Task description:
Gather every line holding the string "Bayeux".

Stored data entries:
## begin
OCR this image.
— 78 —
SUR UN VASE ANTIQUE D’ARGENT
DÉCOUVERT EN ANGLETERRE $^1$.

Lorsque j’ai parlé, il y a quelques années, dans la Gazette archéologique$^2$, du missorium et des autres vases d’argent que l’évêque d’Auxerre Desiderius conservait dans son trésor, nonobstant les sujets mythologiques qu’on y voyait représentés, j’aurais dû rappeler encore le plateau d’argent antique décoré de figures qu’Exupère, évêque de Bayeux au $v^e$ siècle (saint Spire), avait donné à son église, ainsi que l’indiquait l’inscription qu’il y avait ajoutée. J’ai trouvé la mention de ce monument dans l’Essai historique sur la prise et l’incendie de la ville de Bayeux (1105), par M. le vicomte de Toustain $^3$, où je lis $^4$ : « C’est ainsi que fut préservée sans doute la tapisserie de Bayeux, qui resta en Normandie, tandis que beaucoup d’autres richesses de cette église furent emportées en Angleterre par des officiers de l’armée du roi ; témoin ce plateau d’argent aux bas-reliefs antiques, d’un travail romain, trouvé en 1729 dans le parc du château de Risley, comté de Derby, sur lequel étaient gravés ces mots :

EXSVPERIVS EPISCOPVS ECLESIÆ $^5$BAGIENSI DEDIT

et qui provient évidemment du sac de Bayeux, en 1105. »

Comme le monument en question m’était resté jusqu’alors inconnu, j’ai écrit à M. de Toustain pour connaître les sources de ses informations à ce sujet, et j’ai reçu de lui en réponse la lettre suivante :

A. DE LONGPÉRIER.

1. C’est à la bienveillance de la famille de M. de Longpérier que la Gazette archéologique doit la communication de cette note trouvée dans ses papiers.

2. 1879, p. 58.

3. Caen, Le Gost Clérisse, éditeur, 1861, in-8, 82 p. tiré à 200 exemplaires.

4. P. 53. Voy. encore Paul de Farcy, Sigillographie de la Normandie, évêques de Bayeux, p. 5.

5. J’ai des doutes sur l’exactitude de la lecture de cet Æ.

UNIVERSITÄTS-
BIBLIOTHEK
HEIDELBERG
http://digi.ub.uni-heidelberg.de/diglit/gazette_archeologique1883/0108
## end
Worked solution:
Lorsque j’ai parlé, il y a quelques années, dans la Gazette archéologique$^2$, du missorium et des autres vases d’argent que l’évêque d’Auxerre Desiderius conservait dans son trésor, nonobstant les sujets mythologiques qu’on y voyait représentés, j’aurais dû rappeler encore le plateau d’argent antique décoré de figures qu’Exupère, évêque de Bayeux au $v^e$ siècle (saint Spire), avait donné à son église, ainsi que l’indiquait l’inscription qu’il y avait ajoutée. J’ai trouvé la mention de ce monument dans l’Essai historique sur la prise et l’incendie de la ville de Bayeux (1105), par M. le vicomte de Toustain $^3$, où je lis $^4$ : « C’est ainsi que fut préservée sans doute la tapisserie de Bayeux, qui resta en Normandie, tandis que beaucoup d’autres richesses de cette église furent emportées en Angleterre par des officiers de l’armée du roi ; témoin ce plateau d’argent aux bas-reliefs antiques, d’un travail romain, trouvé en 1729 dans le parc du château de Risley, comté de Derby, sur lequel étaient gravés ces mots :
et qui provient évidemment du sac de Bayeux, en 1105. »
4. P. 53. Voy. encore Paul de Farcy, Sigillographie de la Normandie, évêques de Bayeux, p. 5.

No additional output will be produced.